GOAL: Print out each record below, unaltered and complete, without its images.
══════════
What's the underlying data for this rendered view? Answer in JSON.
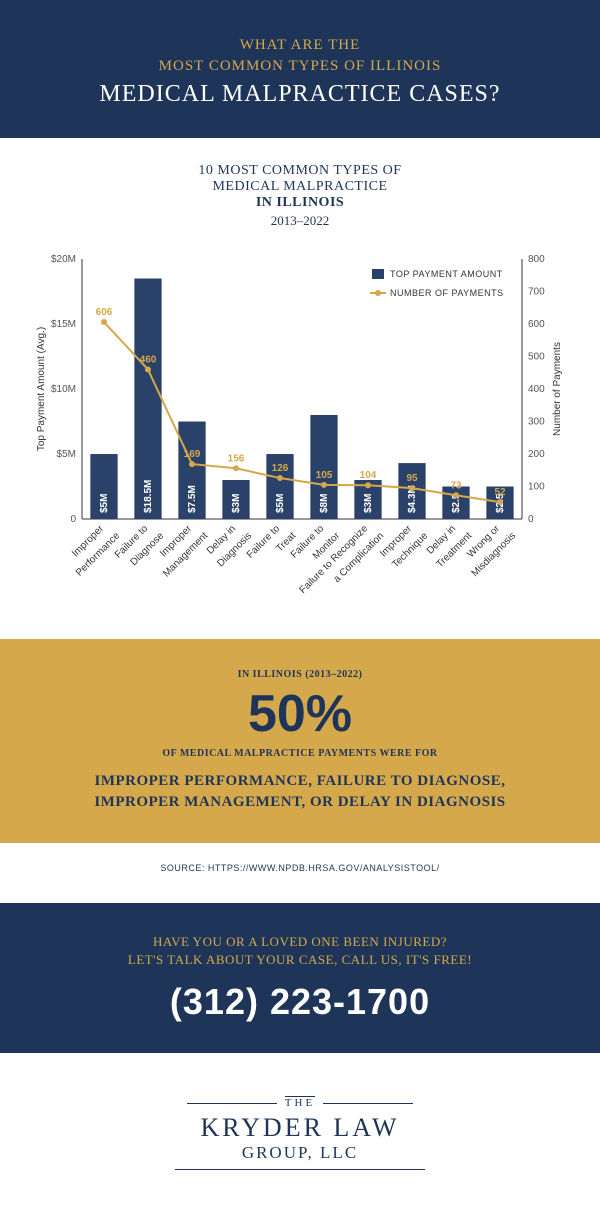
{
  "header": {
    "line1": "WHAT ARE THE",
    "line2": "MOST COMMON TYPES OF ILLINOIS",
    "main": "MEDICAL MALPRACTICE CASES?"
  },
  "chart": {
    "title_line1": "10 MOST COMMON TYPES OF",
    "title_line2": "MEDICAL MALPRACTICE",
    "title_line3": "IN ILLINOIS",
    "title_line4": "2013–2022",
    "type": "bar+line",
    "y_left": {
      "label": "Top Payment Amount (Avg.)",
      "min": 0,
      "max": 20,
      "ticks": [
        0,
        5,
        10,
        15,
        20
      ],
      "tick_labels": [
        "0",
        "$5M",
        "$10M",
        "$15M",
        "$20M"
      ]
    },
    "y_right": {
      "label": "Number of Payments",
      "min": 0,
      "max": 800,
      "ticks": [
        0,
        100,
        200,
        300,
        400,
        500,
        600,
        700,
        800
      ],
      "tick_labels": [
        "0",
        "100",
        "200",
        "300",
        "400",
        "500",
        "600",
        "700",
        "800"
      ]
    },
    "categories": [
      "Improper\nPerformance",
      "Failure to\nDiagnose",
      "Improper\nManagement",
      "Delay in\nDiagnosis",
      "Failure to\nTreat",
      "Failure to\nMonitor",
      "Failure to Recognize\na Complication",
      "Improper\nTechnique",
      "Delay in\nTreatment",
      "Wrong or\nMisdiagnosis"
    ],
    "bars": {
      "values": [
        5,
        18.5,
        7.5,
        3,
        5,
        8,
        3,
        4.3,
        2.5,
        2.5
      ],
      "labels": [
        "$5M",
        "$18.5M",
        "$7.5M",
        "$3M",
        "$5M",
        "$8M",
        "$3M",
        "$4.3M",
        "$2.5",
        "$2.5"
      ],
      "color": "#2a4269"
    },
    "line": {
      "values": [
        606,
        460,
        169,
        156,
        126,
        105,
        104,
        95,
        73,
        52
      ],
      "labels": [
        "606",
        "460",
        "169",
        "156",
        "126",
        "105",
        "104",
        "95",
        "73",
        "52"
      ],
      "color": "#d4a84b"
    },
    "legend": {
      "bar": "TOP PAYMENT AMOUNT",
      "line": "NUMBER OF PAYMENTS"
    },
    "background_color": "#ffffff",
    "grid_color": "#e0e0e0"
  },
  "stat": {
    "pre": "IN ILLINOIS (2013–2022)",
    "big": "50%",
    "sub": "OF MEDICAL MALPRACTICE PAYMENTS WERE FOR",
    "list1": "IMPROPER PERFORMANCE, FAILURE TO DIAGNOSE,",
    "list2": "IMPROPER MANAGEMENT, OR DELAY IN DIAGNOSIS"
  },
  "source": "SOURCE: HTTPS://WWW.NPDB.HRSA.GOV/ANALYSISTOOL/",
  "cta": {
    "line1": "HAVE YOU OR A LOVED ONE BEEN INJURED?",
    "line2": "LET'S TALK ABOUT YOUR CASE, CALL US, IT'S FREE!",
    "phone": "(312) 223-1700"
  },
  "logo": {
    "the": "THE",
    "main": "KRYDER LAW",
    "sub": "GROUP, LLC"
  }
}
══════════
RESPONSE TO THE EXERCISE:
What's the underlying data for this rendered view? Answer in JSON.
{
  "header": {
    "line1": "WHAT ARE THE",
    "line2": "MOST COMMON TYPES OF ILLINOIS",
    "main": "MEDICAL MALPRACTICE CASES?"
  },
  "chart": {
    "title_line1": "10 MOST COMMON TYPES OF",
    "title_line2": "MEDICAL MALPRACTICE",
    "title_line3": "IN ILLINOIS",
    "title_line4": "2013–2022",
    "type": "bar+line",
    "y_left": {
      "label": "Top Payment Amount (Avg.)",
      "min": 0,
      "max": 20,
      "ticks": [
        0,
        5,
        10,
        15,
        20
      ],
      "tick_labels": [
        "0",
        "$5M",
        "$10M",
        "$15M",
        "$20M"
      ]
    },
    "y_right": {
      "label": "Number of Payments",
      "min": 0,
      "max": 800,
      "ticks": [
        0,
        100,
        200,
        300,
        400,
        500,
        600,
        700,
        800
      ],
      "tick_labels": [
        "0",
        "100",
        "200",
        "300",
        "400",
        "500",
        "600",
        "700",
        "800"
      ]
    },
    "categories": [
      "Improper\nPerformance",
      "Failure to\nDiagnose",
      "Improper\nManagement",
      "Delay in\nDiagnosis",
      "Failure to\nTreat",
      "Failure to\nMonitor",
      "Failure to Recognize\na Complication",
      "Improper\nTechnique",
      "Delay in\nTreatment",
      "Wrong or\nMisdiagnosis"
    ],
    "bars": {
      "values": [
        5,
        18.5,
        7.5,
        3,
        5,
        8,
        3,
        4.3,
        2.5,
        2.5
      ],
      "labels": [
        "$5M",
        "$18.5M",
        "$7.5M",
        "$3M",
        "$5M",
        "$8M",
        "$3M",
        "$4.3M",
        "$2.5",
        "$2.5"
      ],
      "color": "#2a4269"
    },
    "line": {
      "values": [
        606,
        460,
        169,
        156,
        126,
        105,
        104,
        95,
        73,
        52
      ],
      "labels": [
        "606",
        "460",
        "169",
        "156",
        "126",
        "105",
        "104",
        "95",
        "73",
        "52"
      ],
      "color": "#d4a84b"
    },
    "legend": {
      "bar": "TOP PAYMENT AMOUNT",
      "line": "NUMBER OF PAYMENTS"
    },
    "background_color": "#ffffff",
    "grid_color": "#e0e0e0"
  },
  "stat": {
    "pre": "IN ILLINOIS (2013–2022)",
    "big": "50%",
    "sub": "OF MEDICAL MALPRACTICE PAYMENTS WERE FOR",
    "list1": "IMPROPER PERFORMANCE, FAILURE TO DIAGNOSE,",
    "list2": "IMPROPER MANAGEMENT, OR DELAY IN DIAGNOSIS"
  },
  "source": "SOURCE: HTTPS://WWW.NPDB.HRSA.GOV/ANALYSISTOOL/",
  "cta": {
    "line1": "HAVE YOU OR A LOVED ONE BEEN INJURED?",
    "line2": "LET'S TALK ABOUT YOUR CASE, CALL US, IT'S FREE!",
    "phone": "(312) 223-1700"
  },
  "logo": {
    "the": "THE",
    "main": "KRYDER LAW",
    "sub": "GROUP, LLC"
  }
}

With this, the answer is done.